All lines holding the string "foods" are to be shown.

+++ INPUT ROWS

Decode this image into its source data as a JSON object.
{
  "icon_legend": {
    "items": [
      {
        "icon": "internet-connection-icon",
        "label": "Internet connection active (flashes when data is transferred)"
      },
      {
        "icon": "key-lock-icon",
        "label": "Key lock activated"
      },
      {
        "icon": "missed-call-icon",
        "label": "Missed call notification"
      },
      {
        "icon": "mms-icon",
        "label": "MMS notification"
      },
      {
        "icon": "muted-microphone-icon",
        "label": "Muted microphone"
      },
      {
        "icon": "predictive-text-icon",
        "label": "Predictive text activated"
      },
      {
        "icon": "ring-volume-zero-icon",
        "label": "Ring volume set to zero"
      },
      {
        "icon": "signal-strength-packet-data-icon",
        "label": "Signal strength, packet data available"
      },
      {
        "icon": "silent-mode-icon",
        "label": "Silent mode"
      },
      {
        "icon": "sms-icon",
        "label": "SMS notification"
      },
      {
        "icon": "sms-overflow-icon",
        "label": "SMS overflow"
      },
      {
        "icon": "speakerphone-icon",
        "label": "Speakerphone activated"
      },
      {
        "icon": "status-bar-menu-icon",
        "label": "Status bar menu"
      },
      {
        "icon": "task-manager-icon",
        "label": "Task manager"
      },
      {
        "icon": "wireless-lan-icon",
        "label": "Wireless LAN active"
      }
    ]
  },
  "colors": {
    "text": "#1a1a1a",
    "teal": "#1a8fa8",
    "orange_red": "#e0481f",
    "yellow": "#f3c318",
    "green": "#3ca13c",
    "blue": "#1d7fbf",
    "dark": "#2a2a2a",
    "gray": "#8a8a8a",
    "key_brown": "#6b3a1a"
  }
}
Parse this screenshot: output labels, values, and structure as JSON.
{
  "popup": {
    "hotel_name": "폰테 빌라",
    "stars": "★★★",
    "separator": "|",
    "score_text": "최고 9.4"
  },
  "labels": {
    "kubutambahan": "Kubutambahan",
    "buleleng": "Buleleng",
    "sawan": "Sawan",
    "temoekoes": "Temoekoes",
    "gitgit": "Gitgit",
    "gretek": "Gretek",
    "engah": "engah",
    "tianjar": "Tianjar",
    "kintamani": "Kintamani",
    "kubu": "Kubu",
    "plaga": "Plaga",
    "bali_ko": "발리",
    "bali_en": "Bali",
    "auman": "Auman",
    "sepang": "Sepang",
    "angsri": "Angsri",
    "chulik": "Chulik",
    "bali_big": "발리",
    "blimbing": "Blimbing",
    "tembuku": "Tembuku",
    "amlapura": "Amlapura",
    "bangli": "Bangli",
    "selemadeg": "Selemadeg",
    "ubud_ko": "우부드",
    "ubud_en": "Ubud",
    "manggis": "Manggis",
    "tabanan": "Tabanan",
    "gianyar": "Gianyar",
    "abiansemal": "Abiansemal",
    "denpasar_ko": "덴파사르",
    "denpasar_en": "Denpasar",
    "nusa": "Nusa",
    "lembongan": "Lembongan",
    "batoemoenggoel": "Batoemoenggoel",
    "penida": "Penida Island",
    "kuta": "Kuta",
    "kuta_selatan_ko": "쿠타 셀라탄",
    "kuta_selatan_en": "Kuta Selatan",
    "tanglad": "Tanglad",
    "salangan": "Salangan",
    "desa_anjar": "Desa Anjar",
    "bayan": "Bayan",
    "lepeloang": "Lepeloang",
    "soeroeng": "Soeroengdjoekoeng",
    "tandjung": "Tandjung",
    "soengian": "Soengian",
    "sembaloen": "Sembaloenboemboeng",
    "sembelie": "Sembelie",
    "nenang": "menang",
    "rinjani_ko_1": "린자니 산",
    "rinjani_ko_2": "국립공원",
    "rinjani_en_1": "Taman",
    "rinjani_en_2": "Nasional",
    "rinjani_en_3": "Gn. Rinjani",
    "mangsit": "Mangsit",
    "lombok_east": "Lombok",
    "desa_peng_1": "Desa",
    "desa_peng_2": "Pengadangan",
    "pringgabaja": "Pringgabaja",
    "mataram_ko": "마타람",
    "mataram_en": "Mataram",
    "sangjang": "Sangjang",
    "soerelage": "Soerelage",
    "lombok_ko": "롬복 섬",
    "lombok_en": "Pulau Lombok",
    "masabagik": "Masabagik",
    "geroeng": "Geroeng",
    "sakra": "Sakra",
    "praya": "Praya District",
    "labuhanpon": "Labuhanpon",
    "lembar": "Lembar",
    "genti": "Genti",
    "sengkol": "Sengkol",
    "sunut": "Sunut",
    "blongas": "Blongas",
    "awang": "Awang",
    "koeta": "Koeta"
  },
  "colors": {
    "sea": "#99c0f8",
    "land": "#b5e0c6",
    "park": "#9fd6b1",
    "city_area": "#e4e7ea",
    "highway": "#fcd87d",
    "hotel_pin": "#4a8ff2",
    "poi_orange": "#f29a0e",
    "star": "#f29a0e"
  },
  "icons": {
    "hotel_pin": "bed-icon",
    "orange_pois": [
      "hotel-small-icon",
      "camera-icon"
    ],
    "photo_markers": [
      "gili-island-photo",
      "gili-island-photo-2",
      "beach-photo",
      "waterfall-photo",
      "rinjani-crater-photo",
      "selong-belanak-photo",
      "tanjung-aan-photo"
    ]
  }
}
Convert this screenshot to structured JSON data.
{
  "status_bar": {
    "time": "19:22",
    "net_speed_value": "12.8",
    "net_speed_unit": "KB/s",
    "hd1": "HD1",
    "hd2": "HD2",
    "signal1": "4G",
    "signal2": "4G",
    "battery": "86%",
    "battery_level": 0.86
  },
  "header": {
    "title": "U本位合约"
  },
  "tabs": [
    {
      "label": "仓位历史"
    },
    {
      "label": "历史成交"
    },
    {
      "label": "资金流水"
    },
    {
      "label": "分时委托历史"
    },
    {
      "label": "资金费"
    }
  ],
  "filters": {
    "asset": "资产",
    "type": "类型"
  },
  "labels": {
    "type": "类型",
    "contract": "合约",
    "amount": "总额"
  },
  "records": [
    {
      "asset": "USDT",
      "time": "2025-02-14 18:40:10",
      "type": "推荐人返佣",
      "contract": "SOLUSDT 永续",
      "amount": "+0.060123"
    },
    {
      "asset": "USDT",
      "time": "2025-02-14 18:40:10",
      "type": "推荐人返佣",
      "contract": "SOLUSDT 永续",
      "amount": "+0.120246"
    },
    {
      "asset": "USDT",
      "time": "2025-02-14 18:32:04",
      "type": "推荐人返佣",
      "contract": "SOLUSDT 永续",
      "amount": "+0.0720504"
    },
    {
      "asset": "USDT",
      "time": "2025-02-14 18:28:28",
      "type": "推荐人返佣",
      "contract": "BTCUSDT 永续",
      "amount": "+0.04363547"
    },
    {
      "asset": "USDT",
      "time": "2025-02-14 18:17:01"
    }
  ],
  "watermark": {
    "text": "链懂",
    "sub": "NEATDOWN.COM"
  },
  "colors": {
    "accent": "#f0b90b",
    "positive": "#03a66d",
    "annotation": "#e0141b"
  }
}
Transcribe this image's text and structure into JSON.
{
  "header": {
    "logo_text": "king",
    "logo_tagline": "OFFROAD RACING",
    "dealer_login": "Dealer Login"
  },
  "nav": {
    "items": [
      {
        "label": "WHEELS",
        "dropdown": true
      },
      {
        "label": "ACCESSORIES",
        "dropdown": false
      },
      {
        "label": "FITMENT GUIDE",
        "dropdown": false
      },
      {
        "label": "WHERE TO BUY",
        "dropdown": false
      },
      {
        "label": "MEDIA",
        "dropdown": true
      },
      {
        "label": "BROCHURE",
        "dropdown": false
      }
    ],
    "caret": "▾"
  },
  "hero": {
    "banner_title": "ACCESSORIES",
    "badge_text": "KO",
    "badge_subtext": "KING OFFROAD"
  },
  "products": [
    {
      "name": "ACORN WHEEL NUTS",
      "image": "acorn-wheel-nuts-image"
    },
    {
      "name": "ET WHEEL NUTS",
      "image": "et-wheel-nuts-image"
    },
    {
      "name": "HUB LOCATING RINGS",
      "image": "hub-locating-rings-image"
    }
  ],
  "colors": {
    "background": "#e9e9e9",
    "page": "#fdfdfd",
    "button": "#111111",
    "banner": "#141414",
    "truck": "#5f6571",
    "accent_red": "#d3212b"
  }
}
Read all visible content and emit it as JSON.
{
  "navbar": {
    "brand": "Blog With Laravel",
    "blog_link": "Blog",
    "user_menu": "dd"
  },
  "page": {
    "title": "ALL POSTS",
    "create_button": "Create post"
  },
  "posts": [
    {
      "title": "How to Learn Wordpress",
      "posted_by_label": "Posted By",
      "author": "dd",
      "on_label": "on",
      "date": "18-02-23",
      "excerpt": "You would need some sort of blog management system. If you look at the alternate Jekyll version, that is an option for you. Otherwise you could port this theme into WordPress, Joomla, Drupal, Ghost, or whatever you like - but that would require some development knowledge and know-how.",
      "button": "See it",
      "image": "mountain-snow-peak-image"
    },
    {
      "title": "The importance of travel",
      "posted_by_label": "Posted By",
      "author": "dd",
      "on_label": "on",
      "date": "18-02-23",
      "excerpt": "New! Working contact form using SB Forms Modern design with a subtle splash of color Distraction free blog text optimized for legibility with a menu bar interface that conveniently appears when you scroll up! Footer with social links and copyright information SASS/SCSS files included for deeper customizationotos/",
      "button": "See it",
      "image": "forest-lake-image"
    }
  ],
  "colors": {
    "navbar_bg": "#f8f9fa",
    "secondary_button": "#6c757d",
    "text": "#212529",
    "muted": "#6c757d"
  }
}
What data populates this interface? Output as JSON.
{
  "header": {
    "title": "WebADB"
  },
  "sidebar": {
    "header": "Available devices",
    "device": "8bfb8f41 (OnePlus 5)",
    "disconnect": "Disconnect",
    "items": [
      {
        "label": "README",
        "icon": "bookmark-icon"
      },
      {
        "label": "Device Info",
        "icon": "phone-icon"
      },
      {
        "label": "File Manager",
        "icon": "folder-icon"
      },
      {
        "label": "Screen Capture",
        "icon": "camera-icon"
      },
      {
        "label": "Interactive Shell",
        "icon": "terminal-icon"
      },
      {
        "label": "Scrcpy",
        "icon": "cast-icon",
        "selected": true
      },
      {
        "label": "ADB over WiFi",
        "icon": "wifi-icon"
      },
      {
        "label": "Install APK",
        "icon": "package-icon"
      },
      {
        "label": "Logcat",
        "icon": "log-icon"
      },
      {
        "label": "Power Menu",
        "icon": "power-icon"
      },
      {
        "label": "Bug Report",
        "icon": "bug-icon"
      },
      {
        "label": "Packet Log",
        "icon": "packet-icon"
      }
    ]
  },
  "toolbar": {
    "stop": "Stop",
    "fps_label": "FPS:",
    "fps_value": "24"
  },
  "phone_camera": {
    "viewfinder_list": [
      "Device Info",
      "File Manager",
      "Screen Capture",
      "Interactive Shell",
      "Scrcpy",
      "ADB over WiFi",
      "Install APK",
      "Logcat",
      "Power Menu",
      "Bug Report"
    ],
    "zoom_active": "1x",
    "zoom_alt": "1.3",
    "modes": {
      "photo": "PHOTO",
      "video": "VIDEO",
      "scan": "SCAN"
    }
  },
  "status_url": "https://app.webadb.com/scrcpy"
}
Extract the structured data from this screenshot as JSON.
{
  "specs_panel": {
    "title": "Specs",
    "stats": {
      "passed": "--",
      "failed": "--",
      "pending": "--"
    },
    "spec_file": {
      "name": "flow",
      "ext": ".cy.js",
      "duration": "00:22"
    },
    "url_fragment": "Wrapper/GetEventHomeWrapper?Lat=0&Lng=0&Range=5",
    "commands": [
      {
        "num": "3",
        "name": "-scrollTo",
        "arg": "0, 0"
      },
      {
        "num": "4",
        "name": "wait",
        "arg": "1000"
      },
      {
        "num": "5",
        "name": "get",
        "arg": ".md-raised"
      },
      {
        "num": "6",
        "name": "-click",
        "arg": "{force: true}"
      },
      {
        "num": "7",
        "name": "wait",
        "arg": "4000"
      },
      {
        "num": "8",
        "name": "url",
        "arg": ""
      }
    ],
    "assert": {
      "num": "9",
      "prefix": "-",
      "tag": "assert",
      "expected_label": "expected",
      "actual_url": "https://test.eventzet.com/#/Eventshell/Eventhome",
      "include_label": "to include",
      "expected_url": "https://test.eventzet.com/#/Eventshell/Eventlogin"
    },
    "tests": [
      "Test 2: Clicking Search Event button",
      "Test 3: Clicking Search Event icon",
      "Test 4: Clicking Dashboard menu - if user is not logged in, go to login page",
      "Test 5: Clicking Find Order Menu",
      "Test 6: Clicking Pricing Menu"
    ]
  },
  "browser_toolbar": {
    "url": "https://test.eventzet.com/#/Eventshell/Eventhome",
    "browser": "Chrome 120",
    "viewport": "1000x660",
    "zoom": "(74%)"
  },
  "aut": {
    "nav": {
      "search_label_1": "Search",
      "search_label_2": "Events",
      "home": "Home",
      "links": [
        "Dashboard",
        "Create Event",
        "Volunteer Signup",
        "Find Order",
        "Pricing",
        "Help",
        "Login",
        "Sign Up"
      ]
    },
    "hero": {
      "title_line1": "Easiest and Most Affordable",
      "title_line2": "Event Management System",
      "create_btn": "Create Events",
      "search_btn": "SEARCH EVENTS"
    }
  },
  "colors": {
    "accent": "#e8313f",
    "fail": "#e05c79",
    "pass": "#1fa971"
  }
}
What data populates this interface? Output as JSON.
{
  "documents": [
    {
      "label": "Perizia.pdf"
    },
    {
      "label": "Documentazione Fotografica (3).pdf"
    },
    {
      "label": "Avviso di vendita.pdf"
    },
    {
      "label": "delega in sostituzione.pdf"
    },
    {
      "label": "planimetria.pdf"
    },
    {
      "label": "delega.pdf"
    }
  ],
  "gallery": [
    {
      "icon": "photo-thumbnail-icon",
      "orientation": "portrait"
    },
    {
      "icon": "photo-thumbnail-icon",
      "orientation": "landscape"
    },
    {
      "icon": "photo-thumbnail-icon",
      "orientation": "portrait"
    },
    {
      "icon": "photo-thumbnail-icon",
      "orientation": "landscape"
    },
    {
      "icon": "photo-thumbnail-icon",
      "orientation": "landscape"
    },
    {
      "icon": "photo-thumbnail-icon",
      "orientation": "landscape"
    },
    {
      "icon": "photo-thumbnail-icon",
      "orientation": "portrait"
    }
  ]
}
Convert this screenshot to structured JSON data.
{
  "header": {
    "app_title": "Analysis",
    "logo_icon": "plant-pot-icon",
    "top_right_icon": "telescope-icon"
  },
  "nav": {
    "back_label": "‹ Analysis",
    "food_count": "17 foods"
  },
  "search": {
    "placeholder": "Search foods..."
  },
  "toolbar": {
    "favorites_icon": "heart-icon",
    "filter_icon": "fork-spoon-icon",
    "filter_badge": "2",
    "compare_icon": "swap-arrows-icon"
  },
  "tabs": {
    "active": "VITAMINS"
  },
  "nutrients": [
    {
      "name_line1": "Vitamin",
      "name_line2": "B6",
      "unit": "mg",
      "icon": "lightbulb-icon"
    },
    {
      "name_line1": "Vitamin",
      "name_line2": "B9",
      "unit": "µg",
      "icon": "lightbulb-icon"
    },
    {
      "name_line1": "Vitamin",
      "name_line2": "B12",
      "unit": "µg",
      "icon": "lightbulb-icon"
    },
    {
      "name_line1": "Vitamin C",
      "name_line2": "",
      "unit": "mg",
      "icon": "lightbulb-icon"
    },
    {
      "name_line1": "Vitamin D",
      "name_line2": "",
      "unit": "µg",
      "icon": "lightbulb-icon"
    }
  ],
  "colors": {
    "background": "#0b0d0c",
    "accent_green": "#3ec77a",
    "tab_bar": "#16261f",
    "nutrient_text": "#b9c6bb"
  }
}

++++++

# RESULT FOR THIS TASK:
    "food_count": "17 foods"
    "placeholder": "Search foods..."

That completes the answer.